## Start

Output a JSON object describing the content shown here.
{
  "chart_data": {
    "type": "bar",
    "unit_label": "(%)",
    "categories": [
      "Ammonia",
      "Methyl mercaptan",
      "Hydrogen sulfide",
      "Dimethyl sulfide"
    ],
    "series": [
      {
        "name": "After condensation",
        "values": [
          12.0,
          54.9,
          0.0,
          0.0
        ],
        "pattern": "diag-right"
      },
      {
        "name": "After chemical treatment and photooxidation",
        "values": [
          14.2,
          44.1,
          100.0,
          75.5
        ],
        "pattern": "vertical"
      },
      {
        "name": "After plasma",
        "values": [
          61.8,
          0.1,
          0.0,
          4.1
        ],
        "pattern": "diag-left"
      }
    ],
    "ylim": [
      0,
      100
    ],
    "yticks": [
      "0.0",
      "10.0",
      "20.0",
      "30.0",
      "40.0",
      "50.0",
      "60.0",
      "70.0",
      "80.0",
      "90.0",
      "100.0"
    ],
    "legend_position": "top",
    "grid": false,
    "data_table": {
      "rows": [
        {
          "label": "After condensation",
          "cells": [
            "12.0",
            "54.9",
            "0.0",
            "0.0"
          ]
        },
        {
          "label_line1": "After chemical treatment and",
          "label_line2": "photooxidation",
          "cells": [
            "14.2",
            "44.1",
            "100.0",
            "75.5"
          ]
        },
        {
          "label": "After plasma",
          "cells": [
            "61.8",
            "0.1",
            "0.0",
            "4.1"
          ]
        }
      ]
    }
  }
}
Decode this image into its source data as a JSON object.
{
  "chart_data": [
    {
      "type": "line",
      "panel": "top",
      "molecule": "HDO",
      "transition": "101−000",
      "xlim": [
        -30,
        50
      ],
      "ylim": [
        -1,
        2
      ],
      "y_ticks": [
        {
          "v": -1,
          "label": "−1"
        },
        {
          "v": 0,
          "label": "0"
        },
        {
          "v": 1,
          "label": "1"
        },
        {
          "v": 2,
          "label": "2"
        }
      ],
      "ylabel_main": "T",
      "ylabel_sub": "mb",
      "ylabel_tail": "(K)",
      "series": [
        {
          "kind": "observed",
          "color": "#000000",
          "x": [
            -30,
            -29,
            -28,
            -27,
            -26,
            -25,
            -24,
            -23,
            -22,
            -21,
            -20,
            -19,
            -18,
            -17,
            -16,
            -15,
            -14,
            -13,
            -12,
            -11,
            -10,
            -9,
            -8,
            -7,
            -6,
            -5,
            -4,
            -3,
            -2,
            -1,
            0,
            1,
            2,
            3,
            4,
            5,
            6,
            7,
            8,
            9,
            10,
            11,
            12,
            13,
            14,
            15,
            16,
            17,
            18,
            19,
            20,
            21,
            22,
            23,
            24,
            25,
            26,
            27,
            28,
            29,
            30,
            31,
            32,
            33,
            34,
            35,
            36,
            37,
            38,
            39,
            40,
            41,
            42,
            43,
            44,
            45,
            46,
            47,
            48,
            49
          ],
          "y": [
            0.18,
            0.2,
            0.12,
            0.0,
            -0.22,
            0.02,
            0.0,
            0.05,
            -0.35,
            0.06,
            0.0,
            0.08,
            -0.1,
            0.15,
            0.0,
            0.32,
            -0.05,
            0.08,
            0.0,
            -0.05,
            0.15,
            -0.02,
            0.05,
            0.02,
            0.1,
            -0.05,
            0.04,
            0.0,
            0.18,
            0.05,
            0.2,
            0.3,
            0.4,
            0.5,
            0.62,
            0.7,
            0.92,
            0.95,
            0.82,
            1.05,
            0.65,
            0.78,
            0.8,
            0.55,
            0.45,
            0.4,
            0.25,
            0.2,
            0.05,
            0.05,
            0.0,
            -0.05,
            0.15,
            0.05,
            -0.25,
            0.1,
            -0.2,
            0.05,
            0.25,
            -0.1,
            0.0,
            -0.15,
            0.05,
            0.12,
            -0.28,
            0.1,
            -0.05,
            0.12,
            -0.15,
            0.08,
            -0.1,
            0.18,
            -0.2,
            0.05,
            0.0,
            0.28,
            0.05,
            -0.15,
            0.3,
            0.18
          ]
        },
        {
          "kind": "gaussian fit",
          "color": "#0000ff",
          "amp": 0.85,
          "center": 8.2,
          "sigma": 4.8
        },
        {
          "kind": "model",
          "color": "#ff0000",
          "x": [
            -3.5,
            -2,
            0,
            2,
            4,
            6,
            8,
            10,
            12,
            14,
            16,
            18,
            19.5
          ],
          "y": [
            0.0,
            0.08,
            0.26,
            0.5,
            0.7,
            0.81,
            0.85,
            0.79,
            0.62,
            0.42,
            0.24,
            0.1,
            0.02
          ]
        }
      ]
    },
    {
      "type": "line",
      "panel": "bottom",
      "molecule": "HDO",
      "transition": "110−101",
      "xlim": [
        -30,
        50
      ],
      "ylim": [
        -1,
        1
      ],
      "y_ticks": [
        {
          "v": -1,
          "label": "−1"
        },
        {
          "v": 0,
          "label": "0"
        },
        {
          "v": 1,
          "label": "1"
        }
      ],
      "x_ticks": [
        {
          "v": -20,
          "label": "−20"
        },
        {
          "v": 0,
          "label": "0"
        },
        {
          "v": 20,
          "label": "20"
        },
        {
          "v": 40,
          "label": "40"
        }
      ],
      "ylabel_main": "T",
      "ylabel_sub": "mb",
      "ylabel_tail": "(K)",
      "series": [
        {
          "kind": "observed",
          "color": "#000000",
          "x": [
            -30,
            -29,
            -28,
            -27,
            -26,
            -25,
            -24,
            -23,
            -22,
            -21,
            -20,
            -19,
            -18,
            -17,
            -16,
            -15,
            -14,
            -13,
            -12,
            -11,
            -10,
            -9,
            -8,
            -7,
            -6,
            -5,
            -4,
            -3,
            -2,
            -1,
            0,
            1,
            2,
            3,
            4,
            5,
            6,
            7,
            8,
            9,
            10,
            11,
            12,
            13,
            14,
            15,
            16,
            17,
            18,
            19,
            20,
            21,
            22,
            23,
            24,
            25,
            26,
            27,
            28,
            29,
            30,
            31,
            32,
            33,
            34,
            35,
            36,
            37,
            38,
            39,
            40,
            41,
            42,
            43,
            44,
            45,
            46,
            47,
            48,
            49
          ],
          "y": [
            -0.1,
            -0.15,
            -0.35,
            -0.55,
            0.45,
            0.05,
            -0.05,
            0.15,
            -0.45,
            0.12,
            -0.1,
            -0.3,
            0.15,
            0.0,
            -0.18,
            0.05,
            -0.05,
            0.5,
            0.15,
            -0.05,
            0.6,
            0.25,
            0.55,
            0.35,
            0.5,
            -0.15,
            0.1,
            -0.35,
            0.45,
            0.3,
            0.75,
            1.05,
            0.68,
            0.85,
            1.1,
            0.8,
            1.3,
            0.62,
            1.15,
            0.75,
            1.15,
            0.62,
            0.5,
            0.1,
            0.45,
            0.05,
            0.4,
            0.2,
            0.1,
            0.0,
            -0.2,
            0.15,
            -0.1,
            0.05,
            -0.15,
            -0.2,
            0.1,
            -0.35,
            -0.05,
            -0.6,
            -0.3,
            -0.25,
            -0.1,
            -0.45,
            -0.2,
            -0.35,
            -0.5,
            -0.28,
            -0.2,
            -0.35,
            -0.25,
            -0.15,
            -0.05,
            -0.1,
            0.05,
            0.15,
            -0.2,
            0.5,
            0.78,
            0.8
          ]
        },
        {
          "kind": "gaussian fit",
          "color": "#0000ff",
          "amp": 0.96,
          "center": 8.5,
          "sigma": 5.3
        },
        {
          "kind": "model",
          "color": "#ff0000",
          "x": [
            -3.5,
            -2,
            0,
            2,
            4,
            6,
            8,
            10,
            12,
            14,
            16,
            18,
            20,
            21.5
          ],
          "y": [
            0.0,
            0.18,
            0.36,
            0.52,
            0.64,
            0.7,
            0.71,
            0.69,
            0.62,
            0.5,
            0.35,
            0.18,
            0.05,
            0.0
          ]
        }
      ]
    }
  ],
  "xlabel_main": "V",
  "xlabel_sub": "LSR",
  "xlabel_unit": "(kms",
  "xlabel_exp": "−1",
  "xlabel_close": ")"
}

## End

Required task ::
Collect every line from the records above that contains the word "photooxidation".

Task response ::
        "name": "After chemical treatment and photooxidation",
          "label_line2": "photooxidation",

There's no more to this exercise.